* start DATA SHOWN *
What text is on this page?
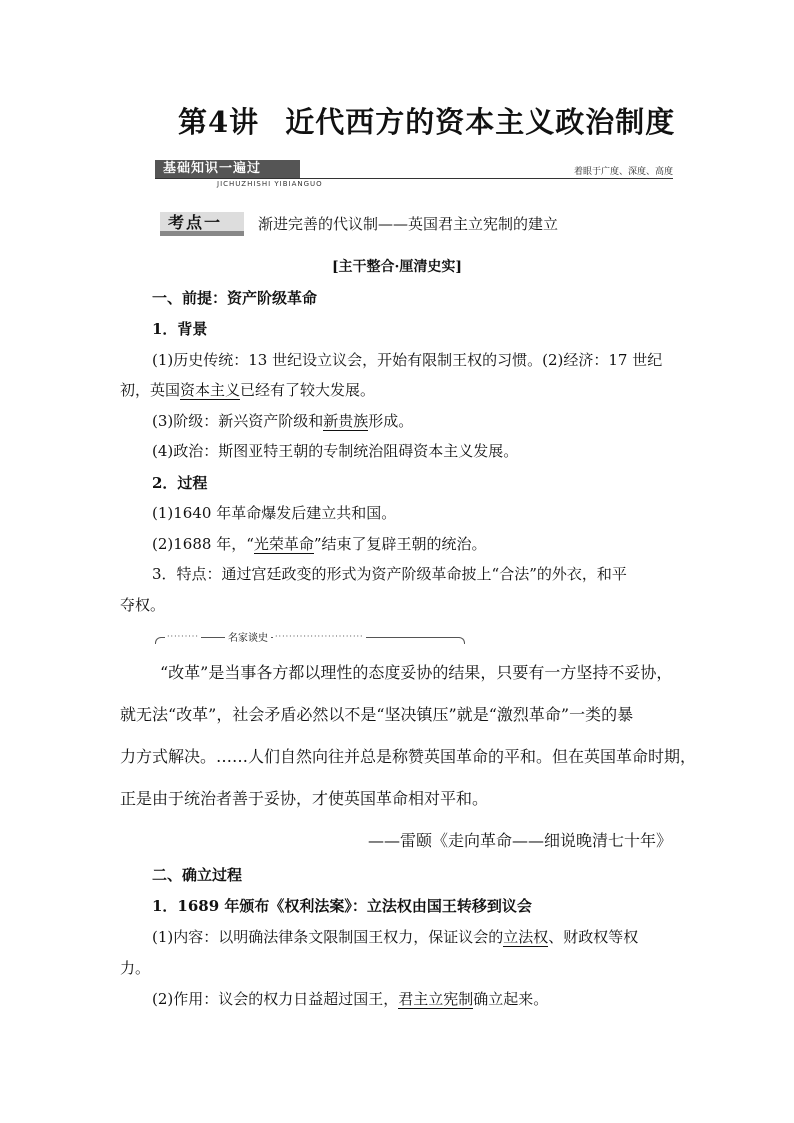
第4讲 近代西方的资本主义政治制度
基础知识一遍过
JICHUZHISHI YIBIANGUO
着眼于广度、深度、高度
考点一 渐进完善的代议制——英国君主立宪制的建立
[主干整合·厘清史实]
一、前提：资产阶级革命
1．背景
(1)历史传统：13 世纪设立议会，开始有限制王权的习惯。(2)经济：17 世纪
初，英国资本主义已经有了较大发展。
(3)阶级：新兴资产阶级和新贵族形成。
(4)政治：斯图亚特王朝的专制统治阻碍资本主义发展。
2．过程
(1)1640 年革命爆发后建立共和国。
(2)1688 年，“光荣革命”结束了复辟王朝的统治。
3．特点：通过宫廷政变的形式为资产阶级革命披上“合法”的外衣，和平
夺权。
·········	名家谈史 ·························
“改革”是当事各方都以理性的态度妥协的结果，只要有一方坚持不妥协，
就无法“改革”，社会矛盾必然以不是“坚决镇压”就是“激烈革命”一类的暴
力方式解决。……人们自然向往并总是称赞英国革命的平和。但在英国革命时期，
正是由于统治者善于妥协，才使英国革命相对平和。
——雷颐《走向革命——细说晚清七十年》
二、确立过程
1．1689 年颁布《权利法案》：立法权由国王转移到议会
(1)内容：以明确法律条文限制国王权力，保证议会的立法权、财政权等权
力。
(2)作用：议会的权力日益超过国王，君主立宪制确立起来。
* end DATA SHOWN *
= CHALLENGE =
Ignore the images and quote every line of the listing exactly.

= EXERCISE ANSWER =
What text is on this page?
第4讲 近代西方的资本主义政治制度
基础知识一遍过
JICHUZHISHI YIBIANGUO
着眼于广度、深度、高度
考点一 渐进完善的代议制——英国君主立宪制的建立
[主干整合·厘清史实]
一、前提：资产阶级革命
1．背景
(1)历史传统：13 世纪设立议会，开始有限制王权的习惯。(2)经济：17 世纪
初，英国资本主义已经有了较大发展。
(3)阶级：新兴资产阶级和新贵族形成。
(4)政治：斯图亚特王朝的专制统治阻碍资本主义发展。
2．过程
(1)1640 年革命爆发后建立共和国。
(2)1688 年，“光荣革命”结束了复辟王朝的统治。
3．特点：通过宫廷政变的形式为资产阶级革命披上“合法”的外衣，和平
夺权。
·········	名家谈史 ·························
“改革”是当事各方都以理性的态度妥协的结果，只要有一方坚持不妥协，
就无法“改革”，社会矛盾必然以不是“坚决镇压”就是“激烈革命”一类的暴
力方式解决。……人们自然向往并总是称赞英国革命的平和。但在英国革命时期，
正是由于统治者善于妥协，才使英国革命相对平和。
——雷颐《走向革命——细说晚清七十年》
二、确立过程
1．1689 年颁布《权利法案》：立法权由国王转移到议会
(1)内容：以明确法律条文限制国王权力，保证议会的立法权、财政权等权
力。
(2)作用：议会的权力日益超过国王，君主立宪制确立起来。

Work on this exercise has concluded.